◆ **Your goal**
Could you rewrite the entries from the start through the line containing "data-point: [671, 280, 678, 287]", swapping "fit-line" for "trend-line" and leaving everything else unchanged?

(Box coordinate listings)
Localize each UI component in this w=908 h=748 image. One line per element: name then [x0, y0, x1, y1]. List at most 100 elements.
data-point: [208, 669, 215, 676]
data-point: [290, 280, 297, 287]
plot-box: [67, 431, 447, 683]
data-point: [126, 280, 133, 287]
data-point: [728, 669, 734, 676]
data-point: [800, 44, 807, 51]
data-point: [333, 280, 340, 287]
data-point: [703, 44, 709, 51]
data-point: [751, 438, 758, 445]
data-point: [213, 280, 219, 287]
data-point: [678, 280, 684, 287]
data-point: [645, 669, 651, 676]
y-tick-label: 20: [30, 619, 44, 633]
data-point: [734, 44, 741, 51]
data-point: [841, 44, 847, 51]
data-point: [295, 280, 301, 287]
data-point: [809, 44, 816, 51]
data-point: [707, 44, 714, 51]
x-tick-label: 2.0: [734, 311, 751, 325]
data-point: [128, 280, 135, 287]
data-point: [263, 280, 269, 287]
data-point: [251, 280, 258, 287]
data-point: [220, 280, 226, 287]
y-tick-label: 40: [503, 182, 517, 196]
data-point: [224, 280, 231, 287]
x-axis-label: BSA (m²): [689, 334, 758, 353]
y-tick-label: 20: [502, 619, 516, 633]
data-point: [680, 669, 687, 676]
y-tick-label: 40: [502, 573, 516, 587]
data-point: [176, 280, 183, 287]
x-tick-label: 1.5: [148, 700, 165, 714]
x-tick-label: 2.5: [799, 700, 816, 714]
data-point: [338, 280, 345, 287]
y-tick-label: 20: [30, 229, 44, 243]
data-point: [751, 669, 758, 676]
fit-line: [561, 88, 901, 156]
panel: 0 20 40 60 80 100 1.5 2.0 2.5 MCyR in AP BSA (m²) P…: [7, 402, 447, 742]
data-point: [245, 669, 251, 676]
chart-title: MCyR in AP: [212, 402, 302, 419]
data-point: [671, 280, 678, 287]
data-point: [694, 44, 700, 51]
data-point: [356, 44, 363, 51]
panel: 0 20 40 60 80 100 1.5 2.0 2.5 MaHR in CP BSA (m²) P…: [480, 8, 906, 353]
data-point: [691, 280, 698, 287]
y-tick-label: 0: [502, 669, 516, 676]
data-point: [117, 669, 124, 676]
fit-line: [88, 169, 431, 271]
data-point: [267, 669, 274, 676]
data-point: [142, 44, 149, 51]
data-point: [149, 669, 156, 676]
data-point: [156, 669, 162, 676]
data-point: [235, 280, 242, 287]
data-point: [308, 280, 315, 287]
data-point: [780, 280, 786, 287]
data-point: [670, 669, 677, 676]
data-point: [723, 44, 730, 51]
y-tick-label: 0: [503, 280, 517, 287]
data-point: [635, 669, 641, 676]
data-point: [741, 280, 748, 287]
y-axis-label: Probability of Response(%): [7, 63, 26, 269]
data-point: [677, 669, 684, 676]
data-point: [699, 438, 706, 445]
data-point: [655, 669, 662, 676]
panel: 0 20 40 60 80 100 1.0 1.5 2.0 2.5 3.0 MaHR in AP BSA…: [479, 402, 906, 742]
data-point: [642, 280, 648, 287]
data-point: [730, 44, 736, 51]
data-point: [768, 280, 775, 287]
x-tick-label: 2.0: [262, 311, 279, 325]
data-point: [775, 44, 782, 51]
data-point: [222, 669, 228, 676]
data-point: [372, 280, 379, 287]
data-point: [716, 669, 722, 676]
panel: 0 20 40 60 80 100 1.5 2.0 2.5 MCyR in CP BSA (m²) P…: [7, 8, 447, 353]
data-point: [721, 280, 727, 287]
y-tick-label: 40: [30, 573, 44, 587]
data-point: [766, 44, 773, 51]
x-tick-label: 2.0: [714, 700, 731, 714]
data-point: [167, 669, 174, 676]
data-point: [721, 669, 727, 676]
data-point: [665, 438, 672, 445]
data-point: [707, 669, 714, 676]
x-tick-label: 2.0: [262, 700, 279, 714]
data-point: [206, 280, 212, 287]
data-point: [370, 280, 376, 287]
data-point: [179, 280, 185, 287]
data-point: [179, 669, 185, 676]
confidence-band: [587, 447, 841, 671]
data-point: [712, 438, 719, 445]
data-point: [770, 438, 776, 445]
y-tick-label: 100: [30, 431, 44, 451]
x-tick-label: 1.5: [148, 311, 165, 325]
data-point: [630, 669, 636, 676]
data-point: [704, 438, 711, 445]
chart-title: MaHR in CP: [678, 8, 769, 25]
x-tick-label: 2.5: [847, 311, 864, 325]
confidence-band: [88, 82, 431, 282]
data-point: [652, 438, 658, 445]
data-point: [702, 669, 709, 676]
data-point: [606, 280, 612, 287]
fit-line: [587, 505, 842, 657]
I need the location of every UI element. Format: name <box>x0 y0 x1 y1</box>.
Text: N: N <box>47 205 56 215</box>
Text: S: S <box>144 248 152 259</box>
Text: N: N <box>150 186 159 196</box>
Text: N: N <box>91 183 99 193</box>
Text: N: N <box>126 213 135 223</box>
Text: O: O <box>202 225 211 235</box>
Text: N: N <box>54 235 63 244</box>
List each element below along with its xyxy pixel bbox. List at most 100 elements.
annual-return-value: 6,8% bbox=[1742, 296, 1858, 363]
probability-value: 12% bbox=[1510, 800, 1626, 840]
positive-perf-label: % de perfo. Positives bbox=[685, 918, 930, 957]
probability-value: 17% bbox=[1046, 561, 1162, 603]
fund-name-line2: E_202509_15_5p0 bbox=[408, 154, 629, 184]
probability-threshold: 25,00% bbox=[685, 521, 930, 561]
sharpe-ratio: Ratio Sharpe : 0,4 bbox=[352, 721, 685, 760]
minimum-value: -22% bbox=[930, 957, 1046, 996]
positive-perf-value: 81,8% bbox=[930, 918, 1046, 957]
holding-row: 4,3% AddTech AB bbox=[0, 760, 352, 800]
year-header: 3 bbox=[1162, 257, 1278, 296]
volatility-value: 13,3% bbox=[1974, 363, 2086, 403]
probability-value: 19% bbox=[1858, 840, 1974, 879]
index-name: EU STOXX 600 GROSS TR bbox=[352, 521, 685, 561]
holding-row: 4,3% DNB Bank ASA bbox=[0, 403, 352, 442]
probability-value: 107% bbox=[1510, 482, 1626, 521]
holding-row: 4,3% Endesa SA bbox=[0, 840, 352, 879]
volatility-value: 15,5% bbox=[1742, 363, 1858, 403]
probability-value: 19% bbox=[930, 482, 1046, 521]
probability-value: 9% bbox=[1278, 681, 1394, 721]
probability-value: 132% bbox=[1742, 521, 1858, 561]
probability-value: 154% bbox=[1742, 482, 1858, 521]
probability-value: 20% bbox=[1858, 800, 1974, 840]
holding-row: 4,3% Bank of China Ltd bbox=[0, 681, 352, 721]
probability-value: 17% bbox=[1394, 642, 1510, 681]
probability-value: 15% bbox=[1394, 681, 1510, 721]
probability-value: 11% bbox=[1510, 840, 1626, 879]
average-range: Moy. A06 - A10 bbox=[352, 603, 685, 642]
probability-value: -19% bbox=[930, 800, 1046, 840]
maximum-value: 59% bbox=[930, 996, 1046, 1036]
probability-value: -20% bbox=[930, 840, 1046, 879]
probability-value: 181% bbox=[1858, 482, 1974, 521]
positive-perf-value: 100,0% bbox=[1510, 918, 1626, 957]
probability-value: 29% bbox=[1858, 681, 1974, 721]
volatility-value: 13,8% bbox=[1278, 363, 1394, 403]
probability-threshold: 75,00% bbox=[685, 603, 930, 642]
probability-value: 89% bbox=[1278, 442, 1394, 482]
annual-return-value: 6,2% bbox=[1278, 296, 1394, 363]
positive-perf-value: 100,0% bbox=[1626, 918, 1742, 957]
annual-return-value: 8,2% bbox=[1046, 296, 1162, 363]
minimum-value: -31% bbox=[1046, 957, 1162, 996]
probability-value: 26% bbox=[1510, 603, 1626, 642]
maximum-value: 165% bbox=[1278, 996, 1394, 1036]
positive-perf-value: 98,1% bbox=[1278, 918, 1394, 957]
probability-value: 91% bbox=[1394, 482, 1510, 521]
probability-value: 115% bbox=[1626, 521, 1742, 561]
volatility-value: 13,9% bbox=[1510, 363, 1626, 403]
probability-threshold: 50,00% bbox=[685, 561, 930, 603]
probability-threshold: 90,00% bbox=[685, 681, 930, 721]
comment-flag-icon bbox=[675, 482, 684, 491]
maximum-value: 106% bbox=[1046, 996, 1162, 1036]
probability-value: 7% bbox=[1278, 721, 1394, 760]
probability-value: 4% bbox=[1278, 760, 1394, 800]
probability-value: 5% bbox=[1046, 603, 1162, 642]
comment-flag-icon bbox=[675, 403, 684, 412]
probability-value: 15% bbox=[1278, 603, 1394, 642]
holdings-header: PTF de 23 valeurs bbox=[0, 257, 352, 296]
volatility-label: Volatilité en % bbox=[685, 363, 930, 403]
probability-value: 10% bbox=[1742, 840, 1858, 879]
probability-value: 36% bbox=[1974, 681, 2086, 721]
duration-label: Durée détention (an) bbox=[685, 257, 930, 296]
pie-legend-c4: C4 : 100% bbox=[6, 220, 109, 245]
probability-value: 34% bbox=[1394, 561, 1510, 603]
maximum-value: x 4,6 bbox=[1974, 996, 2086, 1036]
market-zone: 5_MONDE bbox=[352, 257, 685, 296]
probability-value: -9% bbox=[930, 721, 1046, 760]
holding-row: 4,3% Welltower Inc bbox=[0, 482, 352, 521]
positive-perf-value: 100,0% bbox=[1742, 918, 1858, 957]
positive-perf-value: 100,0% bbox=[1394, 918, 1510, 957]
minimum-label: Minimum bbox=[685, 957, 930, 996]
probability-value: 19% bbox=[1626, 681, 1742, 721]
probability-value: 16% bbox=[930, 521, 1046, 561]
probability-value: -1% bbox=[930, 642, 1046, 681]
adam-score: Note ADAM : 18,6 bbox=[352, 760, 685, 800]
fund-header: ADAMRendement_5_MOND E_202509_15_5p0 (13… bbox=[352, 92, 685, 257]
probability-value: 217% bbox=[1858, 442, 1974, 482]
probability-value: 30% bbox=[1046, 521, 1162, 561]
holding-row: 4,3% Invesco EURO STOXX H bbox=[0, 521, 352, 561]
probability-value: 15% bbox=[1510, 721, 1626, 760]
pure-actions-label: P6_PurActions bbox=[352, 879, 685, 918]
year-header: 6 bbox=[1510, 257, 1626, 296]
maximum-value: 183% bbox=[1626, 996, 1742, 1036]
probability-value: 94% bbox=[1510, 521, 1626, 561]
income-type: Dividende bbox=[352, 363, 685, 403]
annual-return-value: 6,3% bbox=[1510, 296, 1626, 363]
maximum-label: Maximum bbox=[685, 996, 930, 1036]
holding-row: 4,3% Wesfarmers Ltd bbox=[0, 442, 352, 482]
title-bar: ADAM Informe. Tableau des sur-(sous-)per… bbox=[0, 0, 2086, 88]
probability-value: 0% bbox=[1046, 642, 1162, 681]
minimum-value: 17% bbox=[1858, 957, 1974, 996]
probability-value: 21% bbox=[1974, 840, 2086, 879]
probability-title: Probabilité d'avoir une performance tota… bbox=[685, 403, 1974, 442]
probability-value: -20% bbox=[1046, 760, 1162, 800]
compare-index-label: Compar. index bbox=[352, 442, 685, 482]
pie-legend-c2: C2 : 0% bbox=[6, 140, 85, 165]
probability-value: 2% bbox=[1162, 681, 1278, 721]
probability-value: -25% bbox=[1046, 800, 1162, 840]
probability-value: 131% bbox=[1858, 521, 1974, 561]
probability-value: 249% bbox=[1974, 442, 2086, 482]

◆ **Exercise response**
Localize each UI component in this w=908 h=748 image. One line per element: name then [x0, y0, x1, y1]. List at most 100 elements.
data-point: [208, 669, 215, 676]
data-point: [290, 280, 297, 287]
plot-box: [67, 431, 447, 683]
data-point: [126, 280, 133, 287]
data-point: [728, 669, 734, 676]
data-point: [800, 44, 807, 51]
data-point: [333, 280, 340, 287]
data-point: [703, 44, 709, 51]
data-point: [751, 438, 758, 445]
data-point: [213, 280, 219, 287]
data-point: [678, 280, 684, 287]
data-point: [645, 669, 651, 676]
y-tick-label: 20: [30, 619, 44, 633]
data-point: [734, 44, 741, 51]
data-point: [841, 44, 847, 51]
data-point: [295, 280, 301, 287]
data-point: [809, 44, 816, 51]
data-point: [707, 44, 714, 51]
x-tick-label: 2.0: [734, 311, 751, 325]
data-point: [128, 280, 135, 287]
data-point: [263, 280, 269, 287]
data-point: [251, 280, 258, 287]
data-point: [220, 280, 226, 287]
y-tick-label: 40: [503, 182, 517, 196]
data-point: [224, 280, 231, 287]
x-axis-label: BSA (m²): [689, 334, 758, 353]
y-tick-label: 20: [502, 619, 516, 633]
data-point: [680, 669, 687, 676]
y-tick-label: 40: [502, 573, 516, 587]
data-point: [176, 280, 183, 287]
x-tick-label: 1.5: [148, 700, 165, 714]
x-tick-label: 2.5: [799, 700, 816, 714]
data-point: [338, 280, 345, 287]
y-tick-label: 20: [30, 229, 44, 243]
data-point: [751, 669, 758, 676]
trend-line: [561, 88, 901, 156]
panel: 0 20 40 60 80 100 1.5 2.0 2.5 MCyR in AP BSA (m²) P…: [7, 402, 447, 742]
data-point: [245, 669, 251, 676]
chart-title: MCyR in AP: [212, 402, 302, 419]
data-point: [671, 280, 678, 287]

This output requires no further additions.